● SHORT EXERCISE: Transcribe every line of the listing below without any deviation.

● RECORDS SHOWN:

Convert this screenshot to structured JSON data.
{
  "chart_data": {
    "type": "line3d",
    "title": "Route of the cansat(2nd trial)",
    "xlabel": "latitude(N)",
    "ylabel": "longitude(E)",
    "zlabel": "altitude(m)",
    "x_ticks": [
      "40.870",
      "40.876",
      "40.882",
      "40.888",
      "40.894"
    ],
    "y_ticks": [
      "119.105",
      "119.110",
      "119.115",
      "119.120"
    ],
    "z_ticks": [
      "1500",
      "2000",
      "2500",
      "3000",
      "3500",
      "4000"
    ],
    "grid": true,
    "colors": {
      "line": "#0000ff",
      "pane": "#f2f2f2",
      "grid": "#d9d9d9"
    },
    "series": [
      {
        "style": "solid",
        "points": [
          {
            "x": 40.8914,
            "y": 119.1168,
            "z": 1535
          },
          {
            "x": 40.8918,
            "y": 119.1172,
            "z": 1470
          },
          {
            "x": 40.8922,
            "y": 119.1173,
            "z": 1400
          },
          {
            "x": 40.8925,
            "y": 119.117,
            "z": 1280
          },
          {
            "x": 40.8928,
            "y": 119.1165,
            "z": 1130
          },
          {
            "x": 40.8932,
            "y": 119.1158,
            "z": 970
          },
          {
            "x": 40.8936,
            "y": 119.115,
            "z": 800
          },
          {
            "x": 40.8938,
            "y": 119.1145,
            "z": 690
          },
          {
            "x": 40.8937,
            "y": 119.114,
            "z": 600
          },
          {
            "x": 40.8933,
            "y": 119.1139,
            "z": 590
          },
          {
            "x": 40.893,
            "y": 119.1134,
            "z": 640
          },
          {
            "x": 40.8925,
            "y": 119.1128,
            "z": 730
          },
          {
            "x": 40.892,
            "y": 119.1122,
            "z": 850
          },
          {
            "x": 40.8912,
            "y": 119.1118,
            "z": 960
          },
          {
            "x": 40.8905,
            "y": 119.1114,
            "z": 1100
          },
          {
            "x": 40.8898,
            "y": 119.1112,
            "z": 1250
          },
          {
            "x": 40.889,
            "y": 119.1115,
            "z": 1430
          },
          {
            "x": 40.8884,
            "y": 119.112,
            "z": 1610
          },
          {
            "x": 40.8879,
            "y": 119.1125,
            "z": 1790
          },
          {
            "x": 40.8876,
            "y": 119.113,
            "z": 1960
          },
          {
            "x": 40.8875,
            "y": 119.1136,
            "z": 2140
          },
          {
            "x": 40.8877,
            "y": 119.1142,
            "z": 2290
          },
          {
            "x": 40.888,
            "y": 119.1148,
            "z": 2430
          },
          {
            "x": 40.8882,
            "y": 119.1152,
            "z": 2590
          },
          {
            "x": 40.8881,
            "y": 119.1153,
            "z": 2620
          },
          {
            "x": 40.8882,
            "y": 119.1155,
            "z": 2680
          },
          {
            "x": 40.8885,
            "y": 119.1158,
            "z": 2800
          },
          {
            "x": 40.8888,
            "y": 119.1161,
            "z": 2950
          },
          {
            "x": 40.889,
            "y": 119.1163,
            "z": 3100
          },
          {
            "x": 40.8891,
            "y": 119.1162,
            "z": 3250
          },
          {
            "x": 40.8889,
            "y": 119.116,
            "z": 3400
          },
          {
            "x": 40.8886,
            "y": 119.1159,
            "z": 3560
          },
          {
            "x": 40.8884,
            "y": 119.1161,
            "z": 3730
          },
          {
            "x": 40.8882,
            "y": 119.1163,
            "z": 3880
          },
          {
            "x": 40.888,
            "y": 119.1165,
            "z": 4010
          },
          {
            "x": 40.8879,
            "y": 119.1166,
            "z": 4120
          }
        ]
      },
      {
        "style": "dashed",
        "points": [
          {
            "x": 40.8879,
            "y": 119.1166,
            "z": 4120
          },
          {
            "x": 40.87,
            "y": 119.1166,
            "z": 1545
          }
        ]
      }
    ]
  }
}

● SOLUTION TO THE PROBLEM:
Convert this screenshot to structured JSON data.
{
  "chart_data": {
    "type": "line3d",
    "title": "Route of the cansat(2nd trial)",
    "xlabel": "latitude(N)",
    "ylabel": "longitude(E)",
    "zlabel": "altitude(m)",
    "x_ticks": [
      "40.870",
      "40.876",
      "40.882",
      "40.888",
      "40.894"
    ],
    "y_ticks": [
      "119.105",
      "119.110",
      "119.115",
      "119.120"
    ],
    "z_ticks": [
      "1500",
      "2000",
      "2500",
      "3000",
      "3500",
      "4000"
    ],
    "grid": true,
    "colors": {
      "line": "#0000ff",
      "pane": "#f2f2f2",
      "grid": "#d9d9d9"
    },
    "series": [
      {
        "style": "solid",
        "points": [
          {
            "x": 40.8914,
            "y": 119.1168,
            "z": 1535
          },
          {
            "x": 40.8918,
            "y": 119.1172,
            "z": 1470
          },
          {
            "x": 40.8922,
            "y": 119.1173,
            "z": 1400
          },
          {
            "x": 40.8925,
            "y": 119.117,
            "z": 1280
          },
          {
            "x": 40.8928,
            "y": 119.1165,
            "z": 1130
          },
          {
            "x": 40.8932,
            "y": 119.1158,
            "z": 970
          },
          {
            "x": 40.8936,
            "y": 119.115,
            "z": 800
          },
          {
            "x": 40.8938,
            "y": 119.1145,
            "z": 690
          },
          {
            "x": 40.8937,
            "y": 119.114,
            "z": 600
          },
          {
            "x": 40.8933,
            "y": 119.1139,
            "z": 590
          },
          {
            "x": 40.893,
            "y": 119.1134,
            "z": 640
          },
          {
            "x": 40.8925,
            "y": 119.1128,
            "z": 730
          },
          {
            "x": 40.892,
            "y": 119.1122,
            "z": 850
          },
          {
            "x": 40.8912,
            "y": 119.1118,
            "z": 960
          },
          {
            "x": 40.8905,
            "y": 119.1114,
            "z": 1100
          },
          {
            "x": 40.8898,
            "y": 119.1112,
            "z": 1250
          },
          {
            "x": 40.889,
            "y": 119.1115,
            "z": 1430
          },
          {
            "x": 40.8884,
            "y": 119.112,
            "z": 1610
          },
          {
            "x": 40.8879,
            "y": 119.1125,
            "z": 1790
          },
          {
            "x": 40.8876,
            "y": 119.113,
            "z": 1960
          },
          {
            "x": 40.8875,
            "y": 119.1136,
            "z": 2140
          },
          {
            "x": 40.8877,
            "y": 119.1142,
            "z": 2290
          },
          {
            "x": 40.888,
            "y": 119.1148,
            "z": 2430
          },
          {
            "x": 40.8882,
            "y": 119.1152,
            "z": 2590
          },
          {
            "x": 40.8881,
            "y": 119.1153,
            "z": 2620
          },
          {
            "x": 40.8882,
            "y": 119.1155,
            "z": 2680
          },
          {
            "x": 40.8885,
            "y": 119.1158,
            "z": 2800
          },
          {
            "x": 40.8888,
            "y": 119.1161,
            "z": 2950
          },
          {
            "x": 40.889,
            "y": 119.1163,
            "z": 3100
          },
          {
            "x": 40.8891,
            "y": 119.1162,
            "z": 3250
          },
          {
            "x": 40.8889,
            "y": 119.116,
            "z": 3400
          },
          {
            "x": 40.8886,
            "y": 119.1159,
            "z": 3560
          },
          {
            "x": 40.8884,
            "y": 119.1161,
            "z": 3730
          },
          {
            "x": 40.8882,
            "y": 119.1163,
            "z": 3880
          },
          {
            "x": 40.888,
            "y": 119.1165,
            "z": 4010
          },
          {
            "x": 40.8879,
            "y": 119.1166,
            "z": 4120
          }
        ]
      },
      {
        "style": "dashed",
        "points": [
          {
            "x": 40.8879,
            "y": 119.1166,
            "z": 4120
          },
          {
            "x": 40.87,
            "y": 119.1166,
            "z": 1545
          }
        ]
      }
    ]
  }
}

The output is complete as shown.